Objective
Write out each line exactly as it stands, please.

Input records
· · · · · · ·

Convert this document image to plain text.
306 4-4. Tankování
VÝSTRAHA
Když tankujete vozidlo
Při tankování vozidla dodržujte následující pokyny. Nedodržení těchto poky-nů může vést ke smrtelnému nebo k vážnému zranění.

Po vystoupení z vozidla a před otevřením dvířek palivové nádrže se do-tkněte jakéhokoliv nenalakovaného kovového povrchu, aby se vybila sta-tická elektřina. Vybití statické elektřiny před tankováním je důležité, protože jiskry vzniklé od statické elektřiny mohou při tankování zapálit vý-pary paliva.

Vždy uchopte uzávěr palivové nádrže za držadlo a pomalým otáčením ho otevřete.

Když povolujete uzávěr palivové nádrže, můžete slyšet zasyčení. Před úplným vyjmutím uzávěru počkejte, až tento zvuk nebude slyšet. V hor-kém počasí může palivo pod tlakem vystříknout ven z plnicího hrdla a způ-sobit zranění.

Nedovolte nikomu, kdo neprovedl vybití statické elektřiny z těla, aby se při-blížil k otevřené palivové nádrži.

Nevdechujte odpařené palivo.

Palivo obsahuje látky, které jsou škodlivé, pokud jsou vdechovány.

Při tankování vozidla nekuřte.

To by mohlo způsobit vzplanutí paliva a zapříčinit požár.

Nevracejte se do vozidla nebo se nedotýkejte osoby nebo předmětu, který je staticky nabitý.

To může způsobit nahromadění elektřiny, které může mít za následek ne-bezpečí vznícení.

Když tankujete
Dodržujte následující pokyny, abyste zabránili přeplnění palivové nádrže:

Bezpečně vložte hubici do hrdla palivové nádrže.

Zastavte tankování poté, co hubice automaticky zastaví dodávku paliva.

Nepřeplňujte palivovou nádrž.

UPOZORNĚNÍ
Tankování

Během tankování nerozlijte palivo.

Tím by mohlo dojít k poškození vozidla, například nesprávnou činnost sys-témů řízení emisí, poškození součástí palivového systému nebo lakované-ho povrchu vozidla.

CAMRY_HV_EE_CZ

· · · · · · ·

Written response
Convert this document image to plain text.
306 4-4. Tankování
VÝSTRAHA
Když tankujete vozidlo
Při tankování vozidla dodržujte následující pokyny. Nedodržení těchto poky-nů může vést ke smrtelnému nebo k vážnému zranění.

Po vystoupení z vozidla a před otevřením dvířek palivové nádrže se do-tkněte jakéhokoliv nenalakovaného kovového povrchu, aby se vybila sta-tická elektřina. Vybití statické elektřiny před tankováním je důležité, protože jiskry vzniklé od statické elektřiny mohou při tankování zapálit vý-pary paliva.

Vždy uchopte uzávěr palivové nádrže za držadlo a pomalým otáčením ho otevřete.

Když povolujete uzávěr palivové nádrže, můžete slyšet zasyčení. Před úplným vyjmutím uzávěru počkejte, až tento zvuk nebude slyšet. V hor-kém počasí může palivo pod tlakem vystříknout ven z plnicího hrdla a způ-sobit zranění.

Nedovolte nikomu, kdo neprovedl vybití statické elektřiny z těla, aby se při-blížil k otevřené palivové nádrži.

Nevdechujte odpařené palivo.

Palivo obsahuje látky, které jsou škodlivé, pokud jsou vdechovány.

Při tankování vozidla nekuřte.

To by mohlo způsobit vzplanutí paliva a zapříčinit požár.

Nevracejte se do vozidla nebo se nedotýkejte osoby nebo předmětu, který je staticky nabitý.

To může způsobit nahromadění elektřiny, které může mít za následek ne-bezpečí vznícení.

Když tankujete
Dodržujte následující pokyny, abyste zabránili přeplnění palivové nádrže:

Bezpečně vložte hubici do hrdla palivové nádrže.

Zastavte tankování poté, co hubice automaticky zastaví dodávku paliva.

Nepřeplňujte palivovou nádrž.

UPOZORNĚNÍ
Tankování

Během tankování nerozlijte palivo.

Tím by mohlo dojít k poškození vozidla, například nesprávnou činnost sys-témů řízení emisí, poškození součástí palivového systému nebo lakované-ho povrchu vozidla.

CAMRY_HV_EE_CZ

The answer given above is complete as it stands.